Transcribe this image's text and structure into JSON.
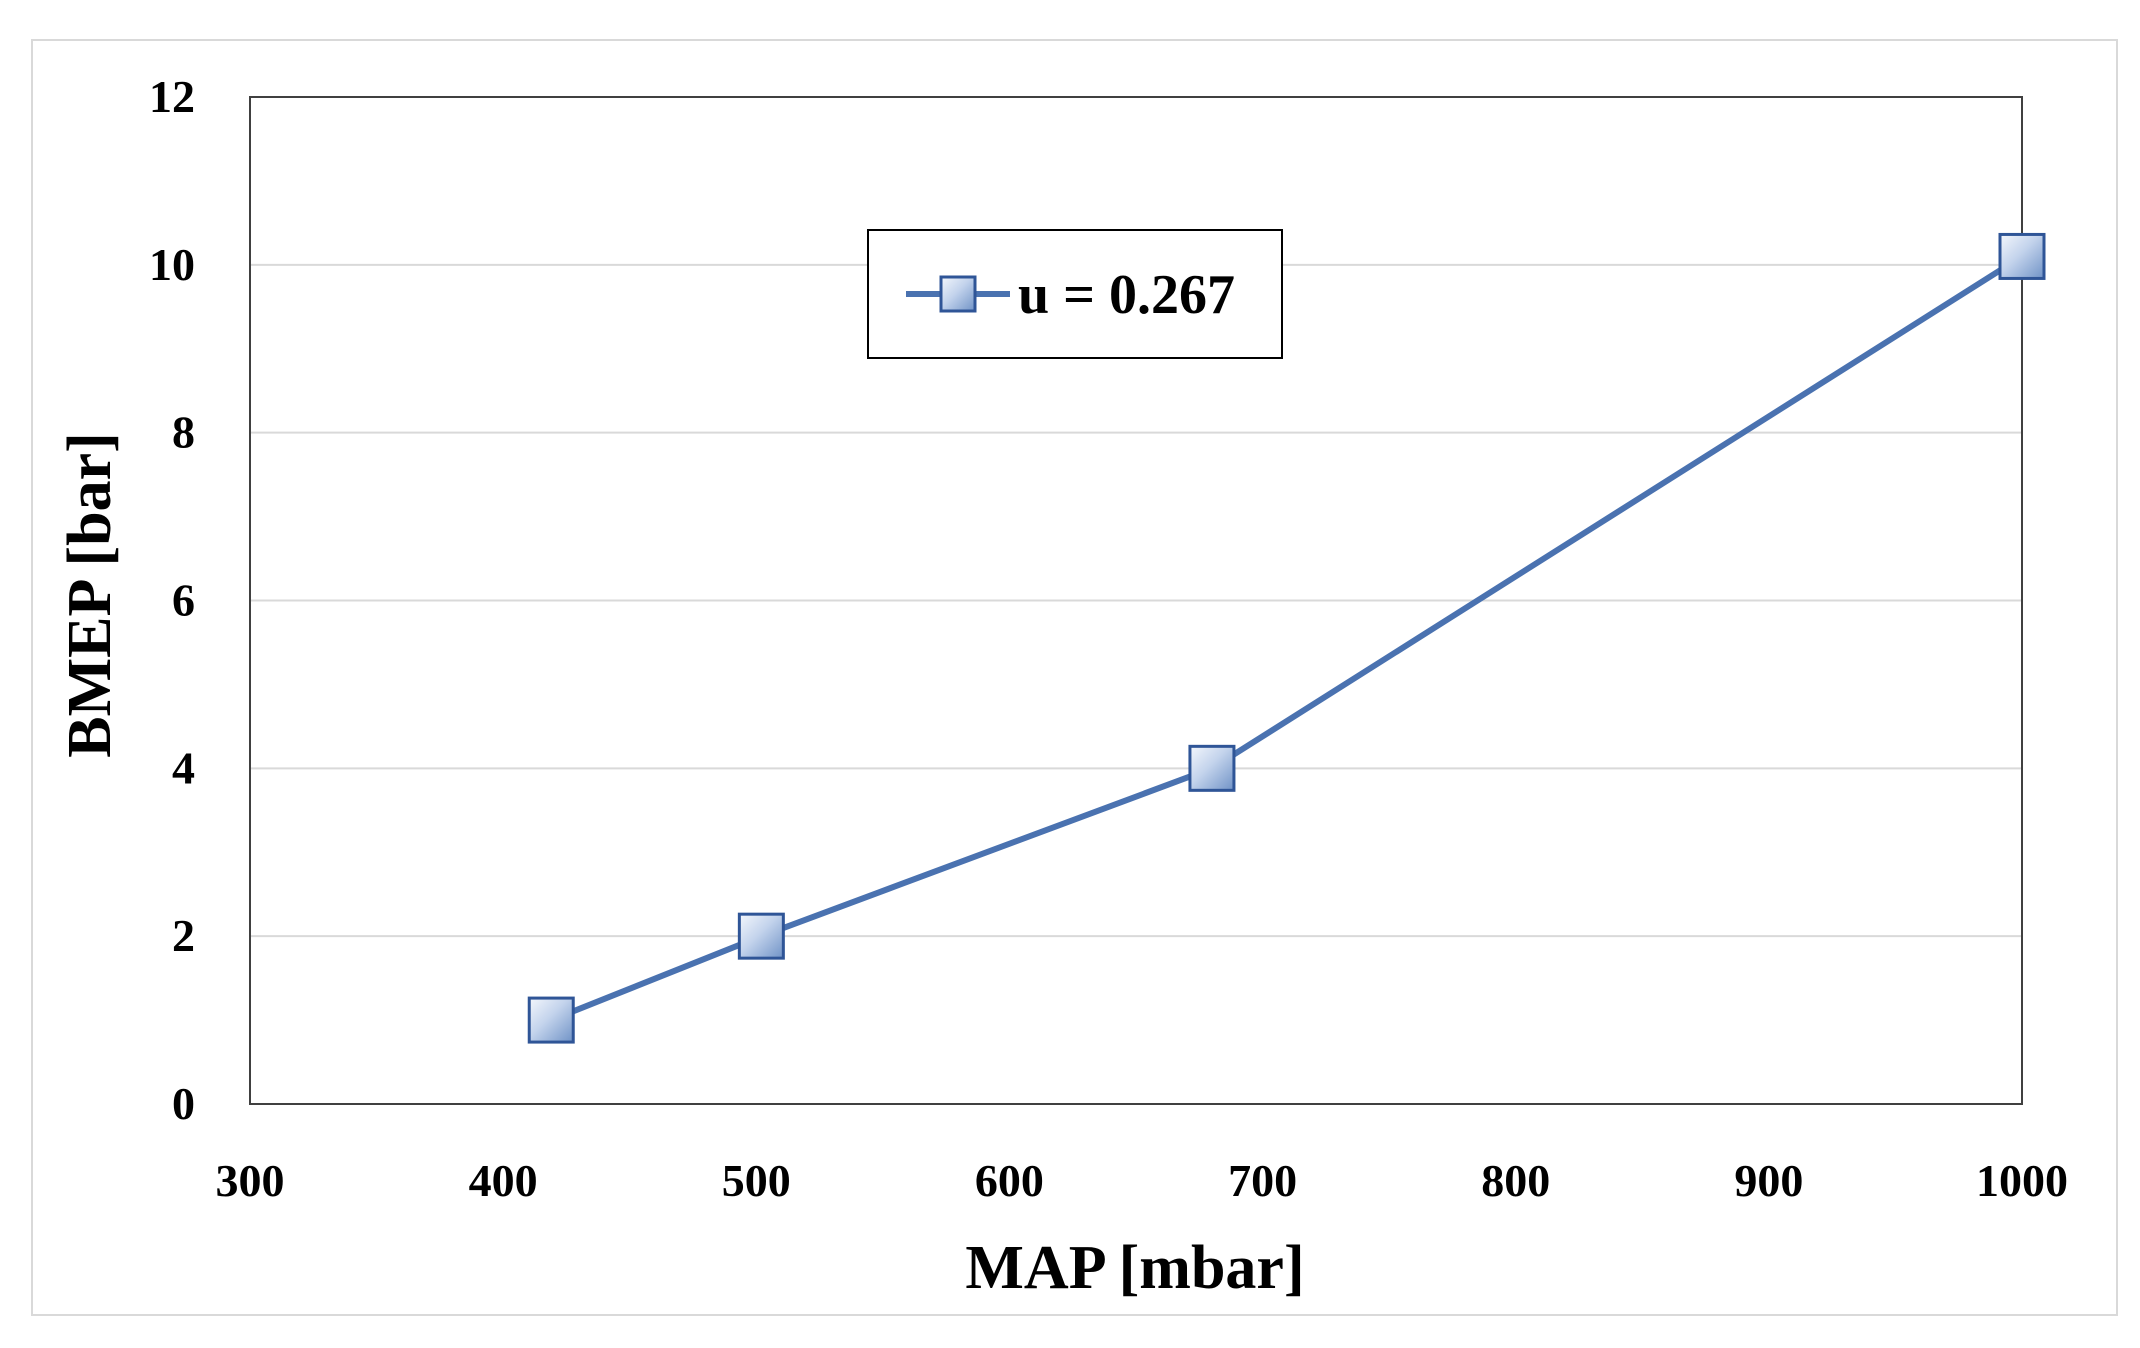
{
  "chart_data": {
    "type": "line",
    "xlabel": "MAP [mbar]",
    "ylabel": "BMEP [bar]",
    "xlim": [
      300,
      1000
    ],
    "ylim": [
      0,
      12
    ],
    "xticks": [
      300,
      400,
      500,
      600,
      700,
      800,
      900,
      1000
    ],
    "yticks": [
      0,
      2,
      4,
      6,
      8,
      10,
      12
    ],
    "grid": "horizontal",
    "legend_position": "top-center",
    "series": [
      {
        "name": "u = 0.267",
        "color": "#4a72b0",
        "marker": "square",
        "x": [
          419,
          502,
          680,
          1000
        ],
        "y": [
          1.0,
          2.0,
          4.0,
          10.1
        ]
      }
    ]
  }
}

....................

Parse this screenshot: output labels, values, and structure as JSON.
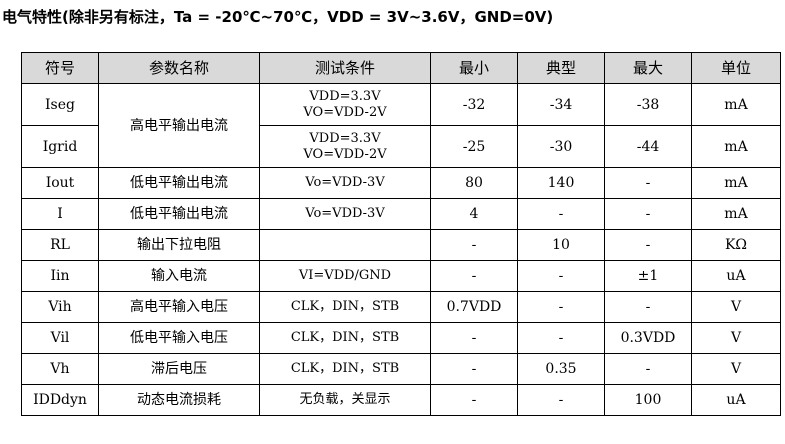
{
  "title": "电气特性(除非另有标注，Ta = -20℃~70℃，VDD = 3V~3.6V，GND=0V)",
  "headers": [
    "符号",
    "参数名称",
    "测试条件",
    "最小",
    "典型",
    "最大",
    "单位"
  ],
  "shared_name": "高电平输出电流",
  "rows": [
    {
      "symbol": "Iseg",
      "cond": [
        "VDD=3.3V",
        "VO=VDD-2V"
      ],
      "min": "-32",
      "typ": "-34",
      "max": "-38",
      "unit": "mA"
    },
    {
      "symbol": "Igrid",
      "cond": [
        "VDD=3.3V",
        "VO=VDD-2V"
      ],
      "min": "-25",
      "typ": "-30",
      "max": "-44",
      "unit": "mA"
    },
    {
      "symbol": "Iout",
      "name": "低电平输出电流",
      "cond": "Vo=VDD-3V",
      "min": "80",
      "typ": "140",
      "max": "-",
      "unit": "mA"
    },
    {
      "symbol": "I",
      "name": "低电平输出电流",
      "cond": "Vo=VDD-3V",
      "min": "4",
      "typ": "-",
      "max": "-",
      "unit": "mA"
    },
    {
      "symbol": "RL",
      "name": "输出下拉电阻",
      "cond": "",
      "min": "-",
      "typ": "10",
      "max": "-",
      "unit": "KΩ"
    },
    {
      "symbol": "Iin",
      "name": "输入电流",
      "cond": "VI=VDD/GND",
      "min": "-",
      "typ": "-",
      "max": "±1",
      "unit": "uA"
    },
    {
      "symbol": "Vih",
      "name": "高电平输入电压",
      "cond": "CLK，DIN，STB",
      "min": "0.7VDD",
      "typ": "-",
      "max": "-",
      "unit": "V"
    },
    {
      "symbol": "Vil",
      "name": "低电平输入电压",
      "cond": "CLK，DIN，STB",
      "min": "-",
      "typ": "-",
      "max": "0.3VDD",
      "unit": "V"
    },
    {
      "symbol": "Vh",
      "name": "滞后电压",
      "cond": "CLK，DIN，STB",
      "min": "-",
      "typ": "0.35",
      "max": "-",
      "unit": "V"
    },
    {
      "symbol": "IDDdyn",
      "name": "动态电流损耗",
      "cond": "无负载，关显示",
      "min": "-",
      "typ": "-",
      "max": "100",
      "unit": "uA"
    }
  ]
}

....................

◆ WHAT IS BEING ASKED
Find each line holding the string "symbol" and copy it out.

◆ COMPLETE ANSWER
      "symbol": "Iseg",
      "symbol": "Igrid",
      "symbol": "Iout",
      "symbol": "I",
      "symbol": "RL",
      "symbol": "Iin",
      "symbol": "Vih",
      "symbol": "Vil",
      "symbol": "Vh",
      "symbol": "IDDdyn",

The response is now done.